Directions for this task: Write down every entry below once more, exactly.

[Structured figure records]

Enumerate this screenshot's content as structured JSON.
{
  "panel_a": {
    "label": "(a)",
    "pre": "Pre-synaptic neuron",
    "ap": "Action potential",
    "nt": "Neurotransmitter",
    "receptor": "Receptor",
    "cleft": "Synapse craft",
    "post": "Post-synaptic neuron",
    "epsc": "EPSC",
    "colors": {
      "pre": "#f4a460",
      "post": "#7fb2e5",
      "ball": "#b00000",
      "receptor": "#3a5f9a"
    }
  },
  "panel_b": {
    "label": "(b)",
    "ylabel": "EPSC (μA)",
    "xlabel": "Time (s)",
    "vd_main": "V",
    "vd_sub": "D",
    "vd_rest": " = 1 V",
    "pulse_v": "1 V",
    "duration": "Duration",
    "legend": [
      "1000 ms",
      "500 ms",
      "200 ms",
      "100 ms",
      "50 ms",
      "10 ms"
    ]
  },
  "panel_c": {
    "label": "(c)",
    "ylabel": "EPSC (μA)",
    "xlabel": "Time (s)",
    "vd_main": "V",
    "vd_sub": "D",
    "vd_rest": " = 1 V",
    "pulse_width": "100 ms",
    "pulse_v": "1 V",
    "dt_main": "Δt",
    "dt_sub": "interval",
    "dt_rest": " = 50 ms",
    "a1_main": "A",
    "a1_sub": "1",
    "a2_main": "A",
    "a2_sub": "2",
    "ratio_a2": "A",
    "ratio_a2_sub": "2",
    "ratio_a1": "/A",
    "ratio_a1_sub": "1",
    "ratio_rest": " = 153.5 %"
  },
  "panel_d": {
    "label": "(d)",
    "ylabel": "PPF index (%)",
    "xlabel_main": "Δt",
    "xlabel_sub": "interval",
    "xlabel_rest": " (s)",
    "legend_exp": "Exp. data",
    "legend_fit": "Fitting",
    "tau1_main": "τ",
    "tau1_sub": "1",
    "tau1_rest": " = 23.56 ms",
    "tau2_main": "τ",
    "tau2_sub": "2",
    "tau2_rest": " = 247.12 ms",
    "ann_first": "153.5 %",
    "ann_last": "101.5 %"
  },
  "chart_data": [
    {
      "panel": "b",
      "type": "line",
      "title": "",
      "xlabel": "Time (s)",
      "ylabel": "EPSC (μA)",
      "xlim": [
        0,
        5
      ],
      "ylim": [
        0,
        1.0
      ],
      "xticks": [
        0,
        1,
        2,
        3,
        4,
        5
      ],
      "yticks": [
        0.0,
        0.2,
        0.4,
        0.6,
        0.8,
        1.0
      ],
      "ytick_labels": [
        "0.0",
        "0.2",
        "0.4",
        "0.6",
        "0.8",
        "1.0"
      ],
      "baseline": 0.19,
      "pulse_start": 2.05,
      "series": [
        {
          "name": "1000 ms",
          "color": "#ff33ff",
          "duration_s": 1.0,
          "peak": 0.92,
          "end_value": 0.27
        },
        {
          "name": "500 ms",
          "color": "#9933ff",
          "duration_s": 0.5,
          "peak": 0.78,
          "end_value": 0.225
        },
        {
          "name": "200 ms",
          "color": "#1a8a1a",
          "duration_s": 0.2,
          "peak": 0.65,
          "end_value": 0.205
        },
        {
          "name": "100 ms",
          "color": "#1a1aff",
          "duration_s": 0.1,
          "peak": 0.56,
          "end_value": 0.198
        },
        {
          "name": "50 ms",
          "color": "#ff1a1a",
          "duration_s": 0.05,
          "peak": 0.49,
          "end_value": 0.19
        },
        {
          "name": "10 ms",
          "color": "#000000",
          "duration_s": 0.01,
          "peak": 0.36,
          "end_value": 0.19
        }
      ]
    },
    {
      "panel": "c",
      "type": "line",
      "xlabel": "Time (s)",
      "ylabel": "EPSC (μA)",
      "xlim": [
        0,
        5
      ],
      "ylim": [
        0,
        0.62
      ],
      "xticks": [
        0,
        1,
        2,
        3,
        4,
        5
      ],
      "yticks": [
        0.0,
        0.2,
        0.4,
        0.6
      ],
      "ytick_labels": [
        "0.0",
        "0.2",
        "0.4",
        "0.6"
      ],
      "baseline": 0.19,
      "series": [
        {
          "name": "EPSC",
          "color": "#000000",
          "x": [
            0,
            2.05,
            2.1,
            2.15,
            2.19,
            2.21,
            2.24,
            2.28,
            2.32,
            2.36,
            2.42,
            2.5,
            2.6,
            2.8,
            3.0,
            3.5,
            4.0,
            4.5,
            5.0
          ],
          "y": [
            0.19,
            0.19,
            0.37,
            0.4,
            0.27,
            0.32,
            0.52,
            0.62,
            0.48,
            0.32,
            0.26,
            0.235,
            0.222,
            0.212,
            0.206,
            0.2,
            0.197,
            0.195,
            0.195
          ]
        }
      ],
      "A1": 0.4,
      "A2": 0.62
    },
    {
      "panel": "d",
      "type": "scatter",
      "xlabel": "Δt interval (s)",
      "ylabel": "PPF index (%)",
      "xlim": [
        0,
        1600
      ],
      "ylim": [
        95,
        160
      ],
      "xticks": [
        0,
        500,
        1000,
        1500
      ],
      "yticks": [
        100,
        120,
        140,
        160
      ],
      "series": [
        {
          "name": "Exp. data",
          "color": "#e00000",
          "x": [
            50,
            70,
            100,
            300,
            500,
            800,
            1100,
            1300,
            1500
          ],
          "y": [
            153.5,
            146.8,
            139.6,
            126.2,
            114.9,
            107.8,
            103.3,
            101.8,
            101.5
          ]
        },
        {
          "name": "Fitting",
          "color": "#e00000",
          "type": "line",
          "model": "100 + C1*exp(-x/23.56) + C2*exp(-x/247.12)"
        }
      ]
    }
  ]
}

Task output:
Enumerate this screenshot's content as structured JSON.
{
  "panel_a": {
    "label": "(a)",
    "pre": "Pre-synaptic neuron",
    "ap": "Action potential",
    "nt": "Neurotransmitter",
    "receptor": "Receptor",
    "cleft": "Synapse craft",
    "post": "Post-synaptic neuron",
    "epsc": "EPSC",
    "colors": {
      "pre": "#f4a460",
      "post": "#7fb2e5",
      "ball": "#b00000",
      "receptor": "#3a5f9a"
    }
  },
  "panel_b": {
    "label": "(b)",
    "ylabel": "EPSC (μA)",
    "xlabel": "Time (s)",
    "vd_main": "V",
    "vd_sub": "D",
    "vd_rest": " = 1 V",
    "pulse_v": "1 V",
    "duration": "Duration",
    "legend": [
      "1000 ms",
      "500 ms",
      "200 ms",
      "100 ms",
      "50 ms",
      "10 ms"
    ]
  },
  "panel_c": {
    "label": "(c)",
    "ylabel": "EPSC (μA)",
    "xlabel": "Time (s)",
    "vd_main": "V",
    "vd_sub": "D",
    "vd_rest": " = 1 V",
    "pulse_width": "100 ms",
    "pulse_v": "1 V",
    "dt_main": "Δt",
    "dt_sub": "interval",
    "dt_rest": " = 50 ms",
    "a1_main": "A",
    "a1_sub": "1",
    "a2_main": "A",
    "a2_sub": "2",
    "ratio_a2": "A",
    "ratio_a2_sub": "2",
    "ratio_a1": "/A",
    "ratio_a1_sub": "1",
    "ratio_rest": " = 153.5 %"
  },
  "panel_d": {
    "label": "(d)",
    "ylabel": "PPF index (%)",
    "xlabel_main": "Δt",
    "xlabel_sub": "interval",
    "xlabel_rest": " (s)",
    "legend_exp": "Exp. data",
    "legend_fit": "Fitting",
    "tau1_main": "τ",
    "tau1_sub": "1",
    "tau1_rest": " = 23.56 ms",
    "tau2_main": "τ",
    "tau2_sub": "2",
    "tau2_rest": " = 247.12 ms",
    "ann_first": "153.5 %",
    "ann_last": "101.5 %"
  },
  "chart_data": [
    {
      "panel": "b",
      "type": "line",
      "title": "",
      "xlabel": "Time (s)",
      "ylabel": "EPSC (μA)",
      "xlim": [
        0,
        5
      ],
      "ylim": [
        0,
        1.0
      ],
      "xticks": [
        0,
        1,
        2,
        3,
        4,
        5
      ],
      "yticks": [
        0.0,
        0.2,
        0.4,
        0.6,
        0.8,
        1.0
      ],
      "ytick_labels": [
        "0.0",
        "0.2",
        "0.4",
        "0.6",
        "0.8",
        "1.0"
      ],
      "baseline": 0.19,
      "pulse_start": 2.05,
      "series": [
        {
          "name": "1000 ms",
          "color": "#ff33ff",
          "duration_s": 1.0,
          "peak": 0.92,
          "end_value": 0.27
        },
        {
          "name": "500 ms",
          "color": "#9933ff",
          "duration_s": 0.5,
          "peak": 0.78,
          "end_value": 0.225
        },
        {
          "name": "200 ms",
          "color": "#1a8a1a",
          "duration_s": 0.2,
          "peak": 0.65,
          "end_value": 0.205
        },
        {
          "name": "100 ms",
          "color": "#1a1aff",
          "duration_s": 0.1,
          "peak": 0.56,
          "end_value": 0.198
        },
        {
          "name": "50 ms",
          "color": "#ff1a1a",
          "duration_s": 0.05,
          "peak": 0.49,
          "end_value": 0.19
        },
        {
          "name": "10 ms",
          "color": "#000000",
          "duration_s": 0.01,
          "peak": 0.36,
          "end_value": 0.19
        }
      ]
    },
    {
      "panel": "c",
      "type": "line",
      "xlabel": "Time (s)",
      "ylabel": "EPSC (μA)",
      "xlim": [
        0,
        5
      ],
      "ylim": [
        0,
        0.62
      ],
      "xticks": [
        0,
        1,
        2,
        3,
        4,
        5
      ],
      "yticks": [
        0.0,
        0.2,
        0.4,
        0.6
      ],
      "ytick_labels": [
        "0.0",
        "0.2",
        "0.4",
        "0.6"
      ],
      "baseline": 0.19,
      "series": [
        {
          "name": "EPSC",
          "color": "#000000",
          "x": [
            0,
            2.05,
            2.1,
            2.15,
            2.19,
            2.21,
            2.24,
            2.28,
            2.32,
            2.36,
            2.42,
            2.5,
            2.6,
            2.8,
            3.0,
            3.5,
            4.0,
            4.5,
            5.0
          ],
          "y": [
            0.19,
            0.19,
            0.37,
            0.4,
            0.27,
            0.32,
            0.52,
            0.62,
            0.48,
            0.32,
            0.26,
            0.235,
            0.222,
            0.212,
            0.206,
            0.2,
            0.197,
            0.195,
            0.195
          ]
        }
      ],
      "A1": 0.4,
      "A2": 0.62
    },
    {
      "panel": "d",
      "type": "scatter",
      "xlabel": "Δt interval (s)",
      "ylabel": "PPF index (%)",
      "xlim": [
        0,
        1600
      ],
      "ylim": [
        95,
        160
      ],
      "xticks": [
        0,
        500,
        1000,
        1500
      ],
      "yticks": [
        100,
        120,
        140,
        160
      ],
      "series": [
        {
          "name": "Exp. data",
          "color": "#e00000",
          "x": [
            50,
            70,
            100,
            300,
            500,
            800,
            1100,
            1300,
            1500
          ],
          "y": [
            153.5,
            146.8,
            139.6,
            126.2,
            114.9,
            107.8,
            103.3,
            101.8,
            101.5
          ]
        },
        {
          "name": "Fitting",
          "color": "#e00000",
          "type": "line",
          "model": "100 + C1*exp(-x/23.56) + C2*exp(-x/247.12)"
        }
      ]
    }
  ]
}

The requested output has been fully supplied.